» Part of a data file:
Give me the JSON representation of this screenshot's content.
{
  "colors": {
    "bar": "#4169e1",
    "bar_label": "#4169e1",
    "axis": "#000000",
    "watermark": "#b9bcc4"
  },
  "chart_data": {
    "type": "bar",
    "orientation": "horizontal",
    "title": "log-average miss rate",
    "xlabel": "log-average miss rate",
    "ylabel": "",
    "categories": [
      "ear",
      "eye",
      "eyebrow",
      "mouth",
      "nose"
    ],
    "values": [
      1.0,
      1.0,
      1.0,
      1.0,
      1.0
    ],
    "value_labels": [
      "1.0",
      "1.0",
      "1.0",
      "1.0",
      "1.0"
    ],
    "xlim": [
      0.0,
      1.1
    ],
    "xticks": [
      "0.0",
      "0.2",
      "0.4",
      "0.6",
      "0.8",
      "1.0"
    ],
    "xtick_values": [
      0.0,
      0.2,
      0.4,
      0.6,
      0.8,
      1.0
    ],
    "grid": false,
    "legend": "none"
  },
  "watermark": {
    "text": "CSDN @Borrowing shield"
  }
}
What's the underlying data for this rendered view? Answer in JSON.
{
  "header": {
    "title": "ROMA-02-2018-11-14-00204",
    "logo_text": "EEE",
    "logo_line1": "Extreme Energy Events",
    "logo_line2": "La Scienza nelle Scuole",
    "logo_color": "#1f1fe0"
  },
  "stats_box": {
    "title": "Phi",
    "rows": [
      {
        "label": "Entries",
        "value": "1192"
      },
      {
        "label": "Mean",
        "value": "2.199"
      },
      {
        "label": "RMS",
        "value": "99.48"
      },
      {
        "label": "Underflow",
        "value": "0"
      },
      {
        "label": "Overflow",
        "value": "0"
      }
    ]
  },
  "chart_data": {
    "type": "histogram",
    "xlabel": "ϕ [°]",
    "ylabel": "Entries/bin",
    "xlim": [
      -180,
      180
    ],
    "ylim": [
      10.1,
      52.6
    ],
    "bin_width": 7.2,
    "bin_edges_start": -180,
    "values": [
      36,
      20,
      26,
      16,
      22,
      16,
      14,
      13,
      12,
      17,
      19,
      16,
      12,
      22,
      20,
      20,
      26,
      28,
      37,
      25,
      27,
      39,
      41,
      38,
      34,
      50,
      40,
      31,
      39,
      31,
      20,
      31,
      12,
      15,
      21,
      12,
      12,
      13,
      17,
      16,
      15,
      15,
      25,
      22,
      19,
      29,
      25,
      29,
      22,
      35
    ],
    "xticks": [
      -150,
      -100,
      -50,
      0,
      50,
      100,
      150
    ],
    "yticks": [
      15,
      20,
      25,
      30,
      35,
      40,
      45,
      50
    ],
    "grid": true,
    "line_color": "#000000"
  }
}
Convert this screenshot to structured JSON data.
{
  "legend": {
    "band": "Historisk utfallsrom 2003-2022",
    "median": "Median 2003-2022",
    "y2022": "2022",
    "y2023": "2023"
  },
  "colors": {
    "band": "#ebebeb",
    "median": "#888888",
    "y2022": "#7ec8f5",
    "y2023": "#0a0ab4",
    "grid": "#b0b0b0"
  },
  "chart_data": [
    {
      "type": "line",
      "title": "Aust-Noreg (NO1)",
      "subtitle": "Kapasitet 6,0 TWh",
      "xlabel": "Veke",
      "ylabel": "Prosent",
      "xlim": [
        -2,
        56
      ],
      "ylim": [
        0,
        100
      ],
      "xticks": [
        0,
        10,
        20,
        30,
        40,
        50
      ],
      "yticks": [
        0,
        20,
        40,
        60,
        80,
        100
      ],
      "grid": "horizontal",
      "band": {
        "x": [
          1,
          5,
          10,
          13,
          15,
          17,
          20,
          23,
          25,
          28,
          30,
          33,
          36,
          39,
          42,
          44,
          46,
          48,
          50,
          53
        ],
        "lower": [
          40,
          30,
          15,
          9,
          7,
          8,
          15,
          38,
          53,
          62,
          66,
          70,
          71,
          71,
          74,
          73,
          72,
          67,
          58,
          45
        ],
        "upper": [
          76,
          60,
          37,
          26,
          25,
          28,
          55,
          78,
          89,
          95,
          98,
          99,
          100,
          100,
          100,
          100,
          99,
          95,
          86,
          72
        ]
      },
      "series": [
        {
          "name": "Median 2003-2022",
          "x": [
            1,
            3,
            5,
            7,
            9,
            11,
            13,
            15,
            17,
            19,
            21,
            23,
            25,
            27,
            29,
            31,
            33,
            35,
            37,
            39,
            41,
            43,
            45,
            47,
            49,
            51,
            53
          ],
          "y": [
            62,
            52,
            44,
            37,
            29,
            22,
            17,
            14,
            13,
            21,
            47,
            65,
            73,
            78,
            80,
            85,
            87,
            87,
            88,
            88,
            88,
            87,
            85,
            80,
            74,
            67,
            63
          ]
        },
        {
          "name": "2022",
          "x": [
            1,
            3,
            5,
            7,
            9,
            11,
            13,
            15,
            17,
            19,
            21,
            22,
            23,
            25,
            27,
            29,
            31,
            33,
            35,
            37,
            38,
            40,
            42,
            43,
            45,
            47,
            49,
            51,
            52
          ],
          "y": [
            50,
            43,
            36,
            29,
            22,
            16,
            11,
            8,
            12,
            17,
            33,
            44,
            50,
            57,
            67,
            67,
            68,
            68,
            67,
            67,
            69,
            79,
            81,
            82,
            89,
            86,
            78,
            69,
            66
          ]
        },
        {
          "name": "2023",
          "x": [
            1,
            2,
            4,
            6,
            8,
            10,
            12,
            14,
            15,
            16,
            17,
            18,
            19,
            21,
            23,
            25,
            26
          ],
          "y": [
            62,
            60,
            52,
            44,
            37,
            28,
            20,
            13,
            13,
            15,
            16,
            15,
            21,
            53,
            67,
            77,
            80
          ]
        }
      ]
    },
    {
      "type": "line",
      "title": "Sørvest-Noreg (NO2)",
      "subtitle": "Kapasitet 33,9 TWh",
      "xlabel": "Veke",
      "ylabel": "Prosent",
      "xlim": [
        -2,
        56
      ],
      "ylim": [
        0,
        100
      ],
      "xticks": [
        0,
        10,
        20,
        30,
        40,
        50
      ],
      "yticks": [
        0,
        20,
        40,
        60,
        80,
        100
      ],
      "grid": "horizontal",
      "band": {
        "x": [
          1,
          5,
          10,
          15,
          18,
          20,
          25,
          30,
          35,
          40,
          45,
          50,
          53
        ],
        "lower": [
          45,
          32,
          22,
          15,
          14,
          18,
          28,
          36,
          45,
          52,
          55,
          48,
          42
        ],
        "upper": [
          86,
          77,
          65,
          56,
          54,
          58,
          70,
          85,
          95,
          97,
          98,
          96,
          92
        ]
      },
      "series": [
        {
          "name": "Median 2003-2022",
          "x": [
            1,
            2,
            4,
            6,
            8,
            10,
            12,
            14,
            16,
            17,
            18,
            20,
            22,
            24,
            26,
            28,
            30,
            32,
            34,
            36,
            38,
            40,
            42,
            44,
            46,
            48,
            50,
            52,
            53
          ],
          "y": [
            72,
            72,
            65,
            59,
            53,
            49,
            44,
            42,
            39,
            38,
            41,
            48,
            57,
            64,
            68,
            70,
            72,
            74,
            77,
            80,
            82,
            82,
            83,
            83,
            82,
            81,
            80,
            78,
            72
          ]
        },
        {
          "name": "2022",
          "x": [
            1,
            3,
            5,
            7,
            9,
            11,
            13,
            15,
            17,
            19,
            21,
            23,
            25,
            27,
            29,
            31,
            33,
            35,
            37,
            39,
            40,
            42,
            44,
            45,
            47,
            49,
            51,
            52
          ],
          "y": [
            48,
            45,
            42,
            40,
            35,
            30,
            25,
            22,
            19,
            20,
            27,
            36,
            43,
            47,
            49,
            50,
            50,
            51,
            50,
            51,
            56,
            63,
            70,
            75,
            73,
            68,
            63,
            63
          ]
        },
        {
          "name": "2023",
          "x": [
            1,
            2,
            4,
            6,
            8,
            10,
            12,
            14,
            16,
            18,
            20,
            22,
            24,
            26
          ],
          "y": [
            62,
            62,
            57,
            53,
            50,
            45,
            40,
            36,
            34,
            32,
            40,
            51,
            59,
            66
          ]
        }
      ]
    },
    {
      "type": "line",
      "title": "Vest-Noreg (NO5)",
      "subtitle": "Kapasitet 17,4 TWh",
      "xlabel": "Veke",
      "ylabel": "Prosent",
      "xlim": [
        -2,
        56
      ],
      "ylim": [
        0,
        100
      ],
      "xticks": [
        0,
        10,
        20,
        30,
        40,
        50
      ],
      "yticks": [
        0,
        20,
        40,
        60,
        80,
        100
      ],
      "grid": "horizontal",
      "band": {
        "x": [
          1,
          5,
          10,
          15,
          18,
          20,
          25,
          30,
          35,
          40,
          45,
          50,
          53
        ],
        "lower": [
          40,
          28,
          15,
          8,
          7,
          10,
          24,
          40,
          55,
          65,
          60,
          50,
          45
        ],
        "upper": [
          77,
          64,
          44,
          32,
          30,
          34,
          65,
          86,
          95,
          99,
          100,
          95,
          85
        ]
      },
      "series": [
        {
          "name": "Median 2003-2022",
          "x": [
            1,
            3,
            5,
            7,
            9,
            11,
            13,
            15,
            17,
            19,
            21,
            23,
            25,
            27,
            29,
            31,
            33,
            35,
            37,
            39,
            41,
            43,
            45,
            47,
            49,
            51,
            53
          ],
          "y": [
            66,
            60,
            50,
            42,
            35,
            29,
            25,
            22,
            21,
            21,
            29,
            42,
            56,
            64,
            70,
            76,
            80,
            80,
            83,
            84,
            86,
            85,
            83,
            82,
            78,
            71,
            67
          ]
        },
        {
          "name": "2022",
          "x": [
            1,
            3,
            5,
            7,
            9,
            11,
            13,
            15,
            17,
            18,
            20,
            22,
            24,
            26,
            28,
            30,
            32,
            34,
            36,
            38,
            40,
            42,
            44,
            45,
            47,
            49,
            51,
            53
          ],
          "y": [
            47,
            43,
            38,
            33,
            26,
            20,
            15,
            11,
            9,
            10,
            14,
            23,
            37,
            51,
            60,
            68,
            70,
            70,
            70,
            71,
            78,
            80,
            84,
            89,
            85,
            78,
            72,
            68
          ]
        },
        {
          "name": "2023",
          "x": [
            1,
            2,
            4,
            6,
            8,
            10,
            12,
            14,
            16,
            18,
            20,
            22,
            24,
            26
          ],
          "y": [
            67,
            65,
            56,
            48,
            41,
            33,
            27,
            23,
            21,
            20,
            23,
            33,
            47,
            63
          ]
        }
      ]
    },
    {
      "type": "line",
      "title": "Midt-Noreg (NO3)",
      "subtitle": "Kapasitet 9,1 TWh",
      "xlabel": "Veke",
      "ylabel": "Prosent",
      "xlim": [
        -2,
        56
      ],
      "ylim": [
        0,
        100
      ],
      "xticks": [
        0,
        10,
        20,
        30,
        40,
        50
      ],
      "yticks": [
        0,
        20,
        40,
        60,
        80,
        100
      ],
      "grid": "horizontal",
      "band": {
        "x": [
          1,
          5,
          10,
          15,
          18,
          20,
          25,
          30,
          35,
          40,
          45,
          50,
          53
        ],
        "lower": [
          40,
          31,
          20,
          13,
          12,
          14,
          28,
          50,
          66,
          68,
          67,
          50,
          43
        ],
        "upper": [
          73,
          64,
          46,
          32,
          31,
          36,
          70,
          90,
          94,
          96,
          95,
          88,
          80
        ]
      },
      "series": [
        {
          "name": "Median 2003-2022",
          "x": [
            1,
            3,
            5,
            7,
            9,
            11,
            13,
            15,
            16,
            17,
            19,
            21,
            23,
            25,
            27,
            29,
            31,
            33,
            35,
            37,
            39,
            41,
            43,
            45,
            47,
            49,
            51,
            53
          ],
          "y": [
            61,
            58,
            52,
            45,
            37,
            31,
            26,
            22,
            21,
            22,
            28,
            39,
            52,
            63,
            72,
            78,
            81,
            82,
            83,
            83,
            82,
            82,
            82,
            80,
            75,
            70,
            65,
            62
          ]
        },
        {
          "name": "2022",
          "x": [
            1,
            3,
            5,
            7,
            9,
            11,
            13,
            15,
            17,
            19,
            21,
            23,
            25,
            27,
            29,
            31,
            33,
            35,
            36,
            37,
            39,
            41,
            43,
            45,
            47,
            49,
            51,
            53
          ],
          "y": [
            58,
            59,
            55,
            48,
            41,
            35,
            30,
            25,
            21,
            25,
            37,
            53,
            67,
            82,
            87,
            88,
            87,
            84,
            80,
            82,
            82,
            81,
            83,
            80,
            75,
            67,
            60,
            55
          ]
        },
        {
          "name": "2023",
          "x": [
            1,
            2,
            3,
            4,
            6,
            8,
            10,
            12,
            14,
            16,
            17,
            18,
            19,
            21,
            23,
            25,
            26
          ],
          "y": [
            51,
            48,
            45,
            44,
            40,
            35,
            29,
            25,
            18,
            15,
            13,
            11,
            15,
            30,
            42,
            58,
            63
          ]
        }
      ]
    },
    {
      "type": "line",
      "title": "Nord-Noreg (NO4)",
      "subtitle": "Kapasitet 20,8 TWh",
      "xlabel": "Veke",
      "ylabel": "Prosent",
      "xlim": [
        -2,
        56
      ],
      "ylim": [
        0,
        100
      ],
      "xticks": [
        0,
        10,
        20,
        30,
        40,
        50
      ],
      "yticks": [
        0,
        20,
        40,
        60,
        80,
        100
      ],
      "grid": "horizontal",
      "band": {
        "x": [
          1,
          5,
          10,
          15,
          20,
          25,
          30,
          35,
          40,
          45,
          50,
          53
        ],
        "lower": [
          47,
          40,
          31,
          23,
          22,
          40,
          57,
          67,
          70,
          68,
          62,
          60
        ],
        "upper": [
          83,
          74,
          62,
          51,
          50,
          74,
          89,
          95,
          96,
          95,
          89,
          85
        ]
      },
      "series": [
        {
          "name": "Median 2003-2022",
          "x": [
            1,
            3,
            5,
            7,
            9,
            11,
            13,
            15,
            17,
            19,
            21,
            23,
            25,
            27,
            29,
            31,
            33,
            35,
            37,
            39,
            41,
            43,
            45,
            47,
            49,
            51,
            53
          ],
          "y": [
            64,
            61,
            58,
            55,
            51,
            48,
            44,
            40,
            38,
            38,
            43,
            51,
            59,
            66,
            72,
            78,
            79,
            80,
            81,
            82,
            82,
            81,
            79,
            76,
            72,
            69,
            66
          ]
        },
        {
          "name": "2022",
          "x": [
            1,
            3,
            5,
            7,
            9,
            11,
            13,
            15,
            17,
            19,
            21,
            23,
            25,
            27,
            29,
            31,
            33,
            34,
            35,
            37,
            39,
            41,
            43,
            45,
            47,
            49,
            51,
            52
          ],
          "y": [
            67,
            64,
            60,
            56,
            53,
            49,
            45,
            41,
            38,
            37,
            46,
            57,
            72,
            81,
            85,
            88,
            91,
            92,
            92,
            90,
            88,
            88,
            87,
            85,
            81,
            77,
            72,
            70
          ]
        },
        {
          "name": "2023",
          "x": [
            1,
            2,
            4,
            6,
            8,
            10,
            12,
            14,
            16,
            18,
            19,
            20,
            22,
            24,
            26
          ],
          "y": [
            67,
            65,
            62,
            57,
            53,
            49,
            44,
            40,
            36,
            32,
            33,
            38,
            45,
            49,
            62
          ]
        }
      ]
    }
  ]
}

» What the task asks:
Extract, from the listing above, every line where the string "screenshot" occurs.

» Result for this exercise:
Give me the JSON representation of this screenshot's content.
Convert this screenshot to structured JSON data.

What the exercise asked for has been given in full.